--- Start RECORDS TO USE ---

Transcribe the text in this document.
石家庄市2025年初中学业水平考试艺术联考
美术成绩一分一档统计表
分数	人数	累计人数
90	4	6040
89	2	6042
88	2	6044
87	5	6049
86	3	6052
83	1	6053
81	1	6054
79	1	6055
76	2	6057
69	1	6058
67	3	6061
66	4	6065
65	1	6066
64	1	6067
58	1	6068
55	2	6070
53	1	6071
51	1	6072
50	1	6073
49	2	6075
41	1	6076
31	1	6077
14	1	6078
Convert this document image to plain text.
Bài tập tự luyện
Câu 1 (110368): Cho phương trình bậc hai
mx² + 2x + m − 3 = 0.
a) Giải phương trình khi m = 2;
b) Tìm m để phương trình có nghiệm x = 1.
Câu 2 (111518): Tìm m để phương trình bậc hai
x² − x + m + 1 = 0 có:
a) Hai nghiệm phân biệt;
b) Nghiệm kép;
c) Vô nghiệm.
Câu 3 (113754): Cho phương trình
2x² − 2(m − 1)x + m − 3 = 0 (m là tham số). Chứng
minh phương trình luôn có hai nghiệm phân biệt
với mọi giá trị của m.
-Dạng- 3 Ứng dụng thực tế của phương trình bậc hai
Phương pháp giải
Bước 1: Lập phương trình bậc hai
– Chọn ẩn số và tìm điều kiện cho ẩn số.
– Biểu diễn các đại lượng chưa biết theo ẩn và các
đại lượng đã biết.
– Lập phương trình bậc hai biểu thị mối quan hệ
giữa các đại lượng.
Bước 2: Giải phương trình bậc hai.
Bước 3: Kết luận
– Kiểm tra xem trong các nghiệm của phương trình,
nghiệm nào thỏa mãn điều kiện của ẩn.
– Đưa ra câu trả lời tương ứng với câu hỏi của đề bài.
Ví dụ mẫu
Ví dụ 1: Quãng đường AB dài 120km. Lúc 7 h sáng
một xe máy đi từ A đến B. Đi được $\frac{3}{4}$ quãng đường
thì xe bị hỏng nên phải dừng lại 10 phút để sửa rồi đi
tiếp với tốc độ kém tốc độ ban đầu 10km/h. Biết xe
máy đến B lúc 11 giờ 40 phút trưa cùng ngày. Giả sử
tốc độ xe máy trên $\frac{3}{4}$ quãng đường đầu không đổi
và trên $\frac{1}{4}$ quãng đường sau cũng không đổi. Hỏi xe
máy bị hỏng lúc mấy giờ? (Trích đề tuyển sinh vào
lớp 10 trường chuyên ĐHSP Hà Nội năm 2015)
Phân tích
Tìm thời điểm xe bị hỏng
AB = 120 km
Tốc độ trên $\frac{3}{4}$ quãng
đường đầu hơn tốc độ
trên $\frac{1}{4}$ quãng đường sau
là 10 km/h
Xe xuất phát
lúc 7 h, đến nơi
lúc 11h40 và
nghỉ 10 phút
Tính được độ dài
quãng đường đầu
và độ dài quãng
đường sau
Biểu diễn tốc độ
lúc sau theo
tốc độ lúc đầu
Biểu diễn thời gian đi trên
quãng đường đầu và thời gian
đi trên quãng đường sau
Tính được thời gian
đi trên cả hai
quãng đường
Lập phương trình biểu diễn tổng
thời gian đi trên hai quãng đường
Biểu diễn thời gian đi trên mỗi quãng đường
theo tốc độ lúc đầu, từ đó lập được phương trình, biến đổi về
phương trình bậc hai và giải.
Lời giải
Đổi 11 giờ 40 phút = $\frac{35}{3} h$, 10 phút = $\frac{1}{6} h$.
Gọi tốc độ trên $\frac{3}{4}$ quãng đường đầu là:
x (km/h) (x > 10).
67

--- End RECORDS TO USE ---

- TASK BRIEF -
Search the entries for the word "gian", then list each line that holds it.

- SOLUTION -
Biểu diễn thời gian đi trên
quãng đường đầu và thời gian
Tính được thời gian
thời gian đi trên hai quãng đường
Biểu diễn thời gian đi trên mỗi quãng đường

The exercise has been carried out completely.